Stored data entries:
"""

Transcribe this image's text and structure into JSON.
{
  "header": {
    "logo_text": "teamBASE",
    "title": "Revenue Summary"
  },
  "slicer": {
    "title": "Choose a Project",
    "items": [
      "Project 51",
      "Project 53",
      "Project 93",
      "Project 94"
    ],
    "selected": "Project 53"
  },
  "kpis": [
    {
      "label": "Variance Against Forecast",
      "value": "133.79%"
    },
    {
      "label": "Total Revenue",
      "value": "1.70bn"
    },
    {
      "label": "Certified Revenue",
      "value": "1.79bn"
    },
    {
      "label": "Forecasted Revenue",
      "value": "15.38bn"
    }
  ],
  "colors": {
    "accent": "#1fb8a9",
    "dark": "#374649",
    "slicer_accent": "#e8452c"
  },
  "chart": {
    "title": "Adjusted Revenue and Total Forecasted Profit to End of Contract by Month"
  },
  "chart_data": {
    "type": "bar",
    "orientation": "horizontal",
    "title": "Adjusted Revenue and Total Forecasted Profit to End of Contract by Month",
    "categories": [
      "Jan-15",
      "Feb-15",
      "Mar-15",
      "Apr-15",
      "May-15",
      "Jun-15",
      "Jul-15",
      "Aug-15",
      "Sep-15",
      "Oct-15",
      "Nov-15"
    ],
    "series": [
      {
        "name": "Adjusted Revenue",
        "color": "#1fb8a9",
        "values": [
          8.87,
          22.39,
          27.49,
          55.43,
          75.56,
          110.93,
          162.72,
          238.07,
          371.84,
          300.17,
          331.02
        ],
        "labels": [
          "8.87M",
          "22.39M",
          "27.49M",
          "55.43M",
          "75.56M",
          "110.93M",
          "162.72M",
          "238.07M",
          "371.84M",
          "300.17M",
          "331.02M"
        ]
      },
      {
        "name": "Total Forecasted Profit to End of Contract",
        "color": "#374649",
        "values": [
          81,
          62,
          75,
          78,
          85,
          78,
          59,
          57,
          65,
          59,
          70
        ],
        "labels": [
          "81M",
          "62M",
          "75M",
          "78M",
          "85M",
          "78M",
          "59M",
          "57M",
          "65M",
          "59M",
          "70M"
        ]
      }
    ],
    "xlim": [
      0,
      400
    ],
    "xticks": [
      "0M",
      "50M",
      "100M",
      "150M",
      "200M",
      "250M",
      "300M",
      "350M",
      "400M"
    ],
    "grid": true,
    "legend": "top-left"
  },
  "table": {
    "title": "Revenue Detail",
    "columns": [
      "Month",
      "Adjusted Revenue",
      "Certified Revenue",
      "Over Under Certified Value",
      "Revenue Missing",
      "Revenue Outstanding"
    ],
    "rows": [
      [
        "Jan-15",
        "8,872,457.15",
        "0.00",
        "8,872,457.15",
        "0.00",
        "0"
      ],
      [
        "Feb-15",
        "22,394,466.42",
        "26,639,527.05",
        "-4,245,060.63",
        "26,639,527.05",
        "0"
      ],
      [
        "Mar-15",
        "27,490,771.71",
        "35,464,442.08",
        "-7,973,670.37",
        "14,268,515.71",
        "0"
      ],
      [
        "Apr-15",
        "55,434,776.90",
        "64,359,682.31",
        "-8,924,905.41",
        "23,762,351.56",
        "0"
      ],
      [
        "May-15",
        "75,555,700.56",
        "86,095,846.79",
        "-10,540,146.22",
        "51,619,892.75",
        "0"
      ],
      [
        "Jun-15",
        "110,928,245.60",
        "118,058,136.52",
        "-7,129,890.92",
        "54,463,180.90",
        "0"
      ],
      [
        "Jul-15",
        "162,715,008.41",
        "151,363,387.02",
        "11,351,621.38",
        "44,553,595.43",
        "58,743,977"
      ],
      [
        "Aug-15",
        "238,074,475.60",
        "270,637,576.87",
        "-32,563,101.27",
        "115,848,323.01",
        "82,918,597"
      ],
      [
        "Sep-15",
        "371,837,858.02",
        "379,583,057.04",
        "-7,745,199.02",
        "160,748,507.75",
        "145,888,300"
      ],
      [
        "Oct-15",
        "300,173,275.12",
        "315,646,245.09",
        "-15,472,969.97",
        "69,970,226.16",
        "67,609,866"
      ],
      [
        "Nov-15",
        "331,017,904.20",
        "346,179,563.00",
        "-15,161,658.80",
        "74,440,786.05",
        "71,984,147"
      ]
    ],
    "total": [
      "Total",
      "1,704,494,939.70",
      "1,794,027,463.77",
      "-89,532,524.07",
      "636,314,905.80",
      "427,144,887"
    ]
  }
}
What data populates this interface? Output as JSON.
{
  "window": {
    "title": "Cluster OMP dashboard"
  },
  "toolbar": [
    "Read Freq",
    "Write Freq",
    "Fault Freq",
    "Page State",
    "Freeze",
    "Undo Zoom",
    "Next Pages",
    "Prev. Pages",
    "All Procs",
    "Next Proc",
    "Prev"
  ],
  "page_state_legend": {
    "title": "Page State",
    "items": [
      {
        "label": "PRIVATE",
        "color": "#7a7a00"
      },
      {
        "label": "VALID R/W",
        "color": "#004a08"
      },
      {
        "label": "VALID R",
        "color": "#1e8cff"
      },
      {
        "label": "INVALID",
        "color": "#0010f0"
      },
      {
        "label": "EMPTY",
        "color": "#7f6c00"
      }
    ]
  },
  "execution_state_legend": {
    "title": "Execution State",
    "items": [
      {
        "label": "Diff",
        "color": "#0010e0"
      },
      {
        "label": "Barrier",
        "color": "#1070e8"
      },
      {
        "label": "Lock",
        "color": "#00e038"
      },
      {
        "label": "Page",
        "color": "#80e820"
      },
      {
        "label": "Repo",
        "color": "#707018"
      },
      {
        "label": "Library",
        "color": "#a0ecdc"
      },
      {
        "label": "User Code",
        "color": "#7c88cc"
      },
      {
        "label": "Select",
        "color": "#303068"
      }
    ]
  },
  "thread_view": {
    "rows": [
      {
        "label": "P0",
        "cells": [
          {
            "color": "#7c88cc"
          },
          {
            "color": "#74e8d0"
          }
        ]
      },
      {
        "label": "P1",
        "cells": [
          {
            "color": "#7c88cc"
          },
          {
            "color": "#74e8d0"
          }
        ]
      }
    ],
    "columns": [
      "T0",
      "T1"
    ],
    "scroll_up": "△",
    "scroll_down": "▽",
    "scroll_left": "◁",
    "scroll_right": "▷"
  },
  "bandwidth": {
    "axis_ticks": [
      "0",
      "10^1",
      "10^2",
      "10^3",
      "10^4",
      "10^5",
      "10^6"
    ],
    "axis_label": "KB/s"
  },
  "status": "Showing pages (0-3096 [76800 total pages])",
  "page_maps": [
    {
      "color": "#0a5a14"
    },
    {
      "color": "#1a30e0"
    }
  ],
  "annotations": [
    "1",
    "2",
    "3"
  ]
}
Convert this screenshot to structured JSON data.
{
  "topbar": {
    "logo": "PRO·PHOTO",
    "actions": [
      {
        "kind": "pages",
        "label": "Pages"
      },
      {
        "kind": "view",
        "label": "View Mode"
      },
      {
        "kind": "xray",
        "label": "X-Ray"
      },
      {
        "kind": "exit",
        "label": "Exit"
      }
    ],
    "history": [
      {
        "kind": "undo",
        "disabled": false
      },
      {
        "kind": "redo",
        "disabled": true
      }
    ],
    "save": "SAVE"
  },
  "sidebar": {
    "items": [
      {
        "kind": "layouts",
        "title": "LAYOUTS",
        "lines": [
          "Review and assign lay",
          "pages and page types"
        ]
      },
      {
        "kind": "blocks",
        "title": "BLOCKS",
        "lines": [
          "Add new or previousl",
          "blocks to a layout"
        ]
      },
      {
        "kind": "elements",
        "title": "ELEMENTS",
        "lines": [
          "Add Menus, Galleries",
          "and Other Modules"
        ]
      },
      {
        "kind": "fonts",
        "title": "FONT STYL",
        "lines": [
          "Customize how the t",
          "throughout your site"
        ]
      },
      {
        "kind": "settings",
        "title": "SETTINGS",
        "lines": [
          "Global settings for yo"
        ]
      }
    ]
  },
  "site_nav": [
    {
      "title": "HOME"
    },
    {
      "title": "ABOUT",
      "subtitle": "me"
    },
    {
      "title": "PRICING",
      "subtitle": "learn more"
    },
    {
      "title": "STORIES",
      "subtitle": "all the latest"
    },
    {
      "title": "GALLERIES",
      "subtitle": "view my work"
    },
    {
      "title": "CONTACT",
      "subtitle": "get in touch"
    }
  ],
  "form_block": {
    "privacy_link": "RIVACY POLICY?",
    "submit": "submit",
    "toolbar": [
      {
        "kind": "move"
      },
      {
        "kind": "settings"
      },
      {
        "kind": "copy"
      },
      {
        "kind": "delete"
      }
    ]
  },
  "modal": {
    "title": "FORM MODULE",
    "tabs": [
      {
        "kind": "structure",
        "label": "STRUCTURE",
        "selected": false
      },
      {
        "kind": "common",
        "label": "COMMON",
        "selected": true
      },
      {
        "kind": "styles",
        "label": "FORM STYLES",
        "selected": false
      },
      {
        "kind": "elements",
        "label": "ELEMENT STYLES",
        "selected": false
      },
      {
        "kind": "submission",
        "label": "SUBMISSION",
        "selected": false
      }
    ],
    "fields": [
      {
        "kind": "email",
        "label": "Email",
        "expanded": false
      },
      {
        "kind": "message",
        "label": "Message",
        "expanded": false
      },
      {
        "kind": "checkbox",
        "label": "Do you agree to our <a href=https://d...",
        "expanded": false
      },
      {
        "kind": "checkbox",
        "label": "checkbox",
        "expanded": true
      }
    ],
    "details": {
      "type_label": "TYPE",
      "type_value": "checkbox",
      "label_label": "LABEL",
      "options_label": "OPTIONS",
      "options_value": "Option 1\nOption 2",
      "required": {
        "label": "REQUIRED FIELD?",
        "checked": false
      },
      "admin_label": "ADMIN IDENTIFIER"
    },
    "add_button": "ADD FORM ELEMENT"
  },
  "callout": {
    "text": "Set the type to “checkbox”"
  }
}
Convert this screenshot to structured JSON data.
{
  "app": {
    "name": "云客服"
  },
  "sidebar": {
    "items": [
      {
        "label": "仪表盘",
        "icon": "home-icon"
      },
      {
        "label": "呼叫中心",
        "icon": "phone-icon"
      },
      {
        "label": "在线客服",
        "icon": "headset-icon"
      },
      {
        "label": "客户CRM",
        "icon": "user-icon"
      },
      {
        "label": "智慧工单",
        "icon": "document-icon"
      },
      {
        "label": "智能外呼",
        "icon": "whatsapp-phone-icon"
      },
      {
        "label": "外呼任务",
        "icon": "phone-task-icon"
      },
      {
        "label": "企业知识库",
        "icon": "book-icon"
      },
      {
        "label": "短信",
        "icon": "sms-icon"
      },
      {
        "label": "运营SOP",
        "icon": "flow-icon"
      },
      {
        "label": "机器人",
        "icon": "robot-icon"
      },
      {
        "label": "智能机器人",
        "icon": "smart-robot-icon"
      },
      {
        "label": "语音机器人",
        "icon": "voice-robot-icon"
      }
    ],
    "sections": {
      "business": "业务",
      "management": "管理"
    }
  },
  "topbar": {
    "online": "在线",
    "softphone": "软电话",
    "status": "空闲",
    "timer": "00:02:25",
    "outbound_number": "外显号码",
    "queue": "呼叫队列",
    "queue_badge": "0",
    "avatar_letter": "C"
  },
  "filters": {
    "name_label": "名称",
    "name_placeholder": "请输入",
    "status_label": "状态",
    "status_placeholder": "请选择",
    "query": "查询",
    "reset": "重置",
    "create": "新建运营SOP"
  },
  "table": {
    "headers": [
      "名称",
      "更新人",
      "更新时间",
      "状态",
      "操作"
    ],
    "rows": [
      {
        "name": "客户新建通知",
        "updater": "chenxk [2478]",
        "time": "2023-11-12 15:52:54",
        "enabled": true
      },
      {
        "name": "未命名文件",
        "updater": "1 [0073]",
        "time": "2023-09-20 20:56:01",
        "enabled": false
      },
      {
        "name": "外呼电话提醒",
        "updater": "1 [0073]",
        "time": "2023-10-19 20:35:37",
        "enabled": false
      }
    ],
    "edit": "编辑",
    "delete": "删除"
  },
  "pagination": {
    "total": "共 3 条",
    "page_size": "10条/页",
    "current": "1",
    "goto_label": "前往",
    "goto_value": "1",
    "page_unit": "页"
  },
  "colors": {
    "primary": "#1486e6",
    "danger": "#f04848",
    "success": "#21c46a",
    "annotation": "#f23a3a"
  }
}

"""

## Work to do
Go over the data above and copy every line that has the word "this" in it.

## Exercise result
Transcribe this image's text and structure into JSON.
What data populates this interface? Output as JSON.
Convert this screenshot to structured JSON data.
Convert this screenshot to structured JSON data.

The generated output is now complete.